Task goal » Reproduce the listing below without alteration, from its first line through the line containing "button[interactable]: 5 — [91, 359, 117, 400]", including both of those lines.

-- start Data extract --

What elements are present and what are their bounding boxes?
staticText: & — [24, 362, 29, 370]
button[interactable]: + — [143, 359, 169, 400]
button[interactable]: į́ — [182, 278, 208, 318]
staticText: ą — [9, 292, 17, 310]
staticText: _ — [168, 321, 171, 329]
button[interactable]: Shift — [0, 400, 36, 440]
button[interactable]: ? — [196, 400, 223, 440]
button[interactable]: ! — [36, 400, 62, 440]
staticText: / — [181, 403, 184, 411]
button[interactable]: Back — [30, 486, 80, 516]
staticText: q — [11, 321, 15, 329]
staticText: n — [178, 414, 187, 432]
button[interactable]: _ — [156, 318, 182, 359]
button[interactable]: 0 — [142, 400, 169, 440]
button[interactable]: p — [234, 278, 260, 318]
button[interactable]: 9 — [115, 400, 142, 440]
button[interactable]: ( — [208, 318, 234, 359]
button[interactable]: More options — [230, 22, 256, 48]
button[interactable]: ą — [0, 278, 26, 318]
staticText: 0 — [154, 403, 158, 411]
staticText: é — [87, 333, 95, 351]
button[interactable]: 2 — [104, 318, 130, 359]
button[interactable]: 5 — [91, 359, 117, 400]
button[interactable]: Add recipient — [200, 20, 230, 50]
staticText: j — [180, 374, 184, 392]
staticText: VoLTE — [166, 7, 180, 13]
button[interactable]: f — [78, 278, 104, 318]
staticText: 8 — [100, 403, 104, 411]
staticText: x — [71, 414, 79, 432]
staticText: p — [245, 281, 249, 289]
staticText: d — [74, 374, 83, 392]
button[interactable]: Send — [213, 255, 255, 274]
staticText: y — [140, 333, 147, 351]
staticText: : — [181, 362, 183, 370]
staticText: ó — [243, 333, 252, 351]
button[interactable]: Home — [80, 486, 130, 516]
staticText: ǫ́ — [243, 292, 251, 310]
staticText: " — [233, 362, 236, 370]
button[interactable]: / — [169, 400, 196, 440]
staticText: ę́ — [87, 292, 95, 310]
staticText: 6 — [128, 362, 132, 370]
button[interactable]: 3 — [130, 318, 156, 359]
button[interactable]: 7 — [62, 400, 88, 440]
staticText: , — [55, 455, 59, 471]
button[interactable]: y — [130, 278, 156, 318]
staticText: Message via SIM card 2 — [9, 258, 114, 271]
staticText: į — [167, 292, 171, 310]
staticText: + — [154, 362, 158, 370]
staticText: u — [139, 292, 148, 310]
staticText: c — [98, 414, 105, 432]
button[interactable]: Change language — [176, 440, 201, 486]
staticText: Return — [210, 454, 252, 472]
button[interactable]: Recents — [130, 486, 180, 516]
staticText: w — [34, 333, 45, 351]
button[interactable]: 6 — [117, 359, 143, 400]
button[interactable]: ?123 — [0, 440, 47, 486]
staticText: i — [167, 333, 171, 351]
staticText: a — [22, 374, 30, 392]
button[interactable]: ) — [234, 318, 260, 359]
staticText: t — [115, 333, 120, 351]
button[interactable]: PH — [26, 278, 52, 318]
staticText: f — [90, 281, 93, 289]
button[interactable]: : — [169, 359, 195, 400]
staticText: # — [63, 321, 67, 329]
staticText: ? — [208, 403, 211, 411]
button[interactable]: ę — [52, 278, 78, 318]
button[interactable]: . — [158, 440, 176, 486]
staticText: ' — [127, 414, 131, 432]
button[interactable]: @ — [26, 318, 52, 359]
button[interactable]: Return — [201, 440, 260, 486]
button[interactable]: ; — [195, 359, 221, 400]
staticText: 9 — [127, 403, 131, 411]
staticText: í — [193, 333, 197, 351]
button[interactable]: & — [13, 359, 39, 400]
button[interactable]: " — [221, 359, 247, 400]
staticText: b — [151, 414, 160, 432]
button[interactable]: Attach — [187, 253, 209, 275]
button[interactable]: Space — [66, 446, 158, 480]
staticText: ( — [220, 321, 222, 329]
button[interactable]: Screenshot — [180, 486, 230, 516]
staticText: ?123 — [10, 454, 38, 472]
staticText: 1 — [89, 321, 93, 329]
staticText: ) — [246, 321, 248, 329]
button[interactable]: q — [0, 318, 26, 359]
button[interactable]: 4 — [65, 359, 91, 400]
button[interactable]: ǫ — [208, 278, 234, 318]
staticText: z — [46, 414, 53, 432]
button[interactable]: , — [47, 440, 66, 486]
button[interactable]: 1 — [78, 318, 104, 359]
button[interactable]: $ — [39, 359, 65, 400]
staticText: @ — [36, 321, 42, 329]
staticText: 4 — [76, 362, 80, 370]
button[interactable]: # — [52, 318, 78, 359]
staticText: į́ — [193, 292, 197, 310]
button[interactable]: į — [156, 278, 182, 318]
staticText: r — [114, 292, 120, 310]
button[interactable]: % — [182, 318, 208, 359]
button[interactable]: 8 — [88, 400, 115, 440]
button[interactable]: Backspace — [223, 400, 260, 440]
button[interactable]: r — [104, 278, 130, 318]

-- end Data extract --

Output for this exercise »
What elements are present and what are their bounding boxes?
staticText: & — [24, 362, 29, 370]
button[interactable]: + — [143, 359, 169, 400]
button[interactable]: į́ — [182, 278, 208, 318]
staticText: ą — [9, 292, 17, 310]
staticText: _ — [168, 321, 171, 329]
button[interactable]: Shift — [0, 400, 36, 440]
button[interactable]: ? — [196, 400, 223, 440]
button[interactable]: ! — [36, 400, 62, 440]
staticText: / — [181, 403, 184, 411]
button[interactable]: Back — [30, 486, 80, 516]
staticText: q — [11, 321, 15, 329]
staticText: n — [178, 414, 187, 432]
button[interactable]: _ — [156, 318, 182, 359]
button[interactable]: 0 — [142, 400, 169, 440]
button[interactable]: p — [234, 278, 260, 318]
button[interactable]: 9 — [115, 400, 142, 440]
button[interactable]: ( — [208, 318, 234, 359]
button[interactable]: More options — [230, 22, 256, 48]
button[interactable]: ą — [0, 278, 26, 318]
staticText: 0 — [154, 403, 158, 411]
staticText: é — [87, 333, 95, 351]
button[interactable]: 2 — [104, 318, 130, 359]
button[interactable]: 5 — [91, 359, 117, 400]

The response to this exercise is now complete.